▶ [Instructions for the task] Please quote the rows below word for word, from the line with "- callout-12-left: 12: [272, 518, 289, 535]" to the line with "- callout-4-decal: 4: [150, 200, 159, 217]", both of those lines included.

▶ [Supplied information]
● ● ● ● ●

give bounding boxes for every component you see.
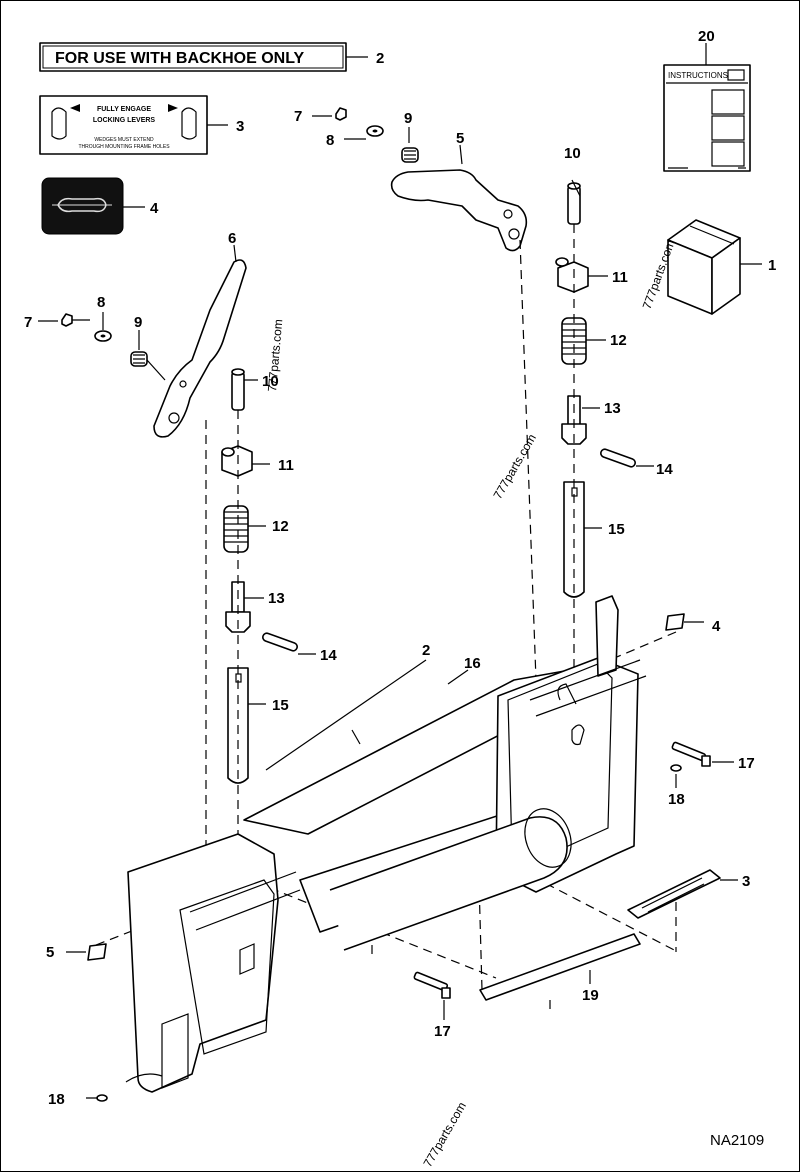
- callout-12-left: 12: [272, 518, 289, 535]
- block-left: [221, 445, 253, 477]
- locking-lever-left: [153, 259, 247, 438]
- callout-2-frame: 2: [422, 642, 430, 659]
- callout-17-left: 17: [434, 1023, 451, 1040]
- decal-locking-line1: FULLY ENGAGE: [97, 106, 151, 113]
- washer-left: [94, 330, 112, 342]
- callout-19: 19: [582, 987, 599, 1004]
- callout-3-decal: 3: [236, 118, 244, 135]
- callout-14-left: 14: [320, 647, 337, 664]
- bolt-right: [671, 741, 711, 767]
- decal-locking-line3: WEDGES MUST EXTEND: [94, 137, 154, 143]
- callout-1: 1: [768, 257, 776, 274]
- decal-locking-line2: LOCKING LEVERS: [93, 117, 156, 124]
- callout-12-right: 12: [610, 332, 627, 349]
- callout-10-left: 10: [262, 373, 279, 390]
- callout-13-right: 13: [604, 400, 621, 417]
- callout-15-left: 15: [272, 697, 289, 714]
- nut-right: [335, 107, 347, 121]
- watermark-1: 777parts.com: [265, 319, 285, 393]
- callout-10-right: 10: [564, 145, 581, 162]
- callout-4-frame: 4: [712, 618, 721, 635]
- callout-numbers: 2 3 4 20 1 6 5 7 8 9 7 8 9 10 11 12 13 1…: [24, 28, 776, 1108]
- washer-right: [366, 125, 384, 137]
- nut-frame-right: [670, 764, 682, 772]
- rollpin-right: [600, 448, 636, 468]
- callout-4-decal: 4: [150, 200, 159, 217]
- watermark-4: 777parts.com: [420, 1100, 468, 1170]
- callout-8-left: 8: [97, 294, 105, 311]
- callout-13-left: 13: [268, 590, 285, 607]
- callout-9-left: 9: [134, 314, 142, 331]
- decal-backhoe: FOR USE WITH BACKHOE ONLY: [39, 42, 347, 72]
- spring-right: [561, 317, 587, 365]
- callout-11-right: 11: [612, 269, 628, 286]
- decal-strip: [479, 933, 641, 1001]
- decal-locking-levers: FULLY ENGAGE LOCKING LEVERS WEDGES MUST …: [39, 95, 208, 155]
- instructions-label: INSTRUCTIONS: [668, 71, 728, 80]
- pin-left: [231, 368, 245, 411]
- nut-frame-left: [96, 1094, 108, 1102]
- serial-plate: [627, 869, 721, 919]
- mounting-frame: [125, 595, 647, 1093]
- locking-lever-right: [390, 169, 528, 252]
- callout-16: 16: [464, 655, 481, 672]
- callout-20: 20: [698, 28, 715, 45]
- callout-3-plate: 3: [742, 873, 750, 890]
- decal-square-left: [87, 943, 107, 961]
- callout-7-right: 7: [294, 108, 302, 125]
- parts-box: [667, 219, 741, 315]
- callout-18-right: 18: [668, 791, 685, 808]
- pin-right: [567, 182, 581, 225]
- callout-11-left: 11: [278, 457, 294, 474]
- decal-locking-line4: THROUGH MOUNTING FRAME HOLES: [78, 144, 170, 150]
- watermark-2: 777parts.com: [490, 432, 538, 502]
- decal-badge: [41, 177, 124, 235]
- spring-small-left: [130, 351, 148, 367]
- spring-small-right: [401, 147, 419, 163]
- callout-14-right: 14: [656, 461, 673, 478]
- decal-square-right: [665, 613, 685, 631]
- callout-5-frame: 5: [46, 944, 54, 961]
- callout-5-lever: 5: [456, 130, 464, 147]
- decal-backhoe-text: FOR USE WITH BACKHOE ONLY: [55, 50, 305, 67]
- instructions-manual: INSTRUCTIONS: [663, 64, 751, 172]
- block-right: [555, 257, 589, 293]
- rollpin-left: [262, 632, 298, 652]
- bolt-left: [413, 971, 451, 999]
- callout-17-right: 17: [738, 755, 755, 772]
- callout-2-decal: 2: [376, 50, 384, 67]
- callout-6: 6: [228, 230, 236, 247]
- callout-15-right: 15: [608, 521, 625, 538]
- callout-18-left: 18: [48, 1091, 65, 1108]
- diagram-code: NA2109: [710, 1132, 764, 1149]
- callout-8-right: 8: [326, 132, 334, 149]
- spring-left: [223, 505, 249, 553]
- callout-9-right: 9: [404, 110, 412, 127]
- nut-left: [61, 313, 73, 327]
- callout-7-left: 7: [24, 314, 32, 331]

● ● ● ● ●

▶ [Worked answer]
- callout-12-left: 12: [272, 518, 289, 535]
- block-left: [221, 445, 253, 477]
- locking-lever-left: [153, 259, 247, 438]
- callout-2-frame: 2: [422, 642, 430, 659]
- callout-17-left: 17: [434, 1023, 451, 1040]
- decal-locking-line1: FULLY ENGAGE: [97, 106, 151, 113]
- washer-left: [94, 330, 112, 342]
- callout-19: 19: [582, 987, 599, 1004]
- callout-3-decal: 3: [236, 118, 244, 135]
- callout-14-left: 14: [320, 647, 337, 664]
- bolt-right: [671, 741, 711, 767]
- decal-locking-line3: WEDGES MUST EXTEND: [94, 137, 154, 143]
- callout-1: 1: [768, 257, 776, 274]
- decal-locking-line2: LOCKING LEVERS: [93, 117, 156, 124]
- callout-12-right: 12: [610, 332, 627, 349]
- callout-10-left: 10: [262, 373, 279, 390]
- callout-13-right: 13: [604, 400, 621, 417]
- callout-15-left: 15: [272, 697, 289, 714]
- nut-right: [335, 107, 347, 121]
- watermark-1: 777parts.com: [265, 319, 285, 393]
- callout-10-right: 10: [564, 145, 581, 162]
- callout-4-frame: 4: [712, 618, 721, 635]
- callout-numbers: 2 3 4 20 1 6 5 7 8 9 7 8 9 10 11 12 13 1…: [24, 28, 776, 1108]
- washer-right: [366, 125, 384, 137]
- nut-frame-right: [670, 764, 682, 772]
- rollpin-right: [600, 448, 636, 468]
- callout-4-decal: 4: [150, 200, 159, 217]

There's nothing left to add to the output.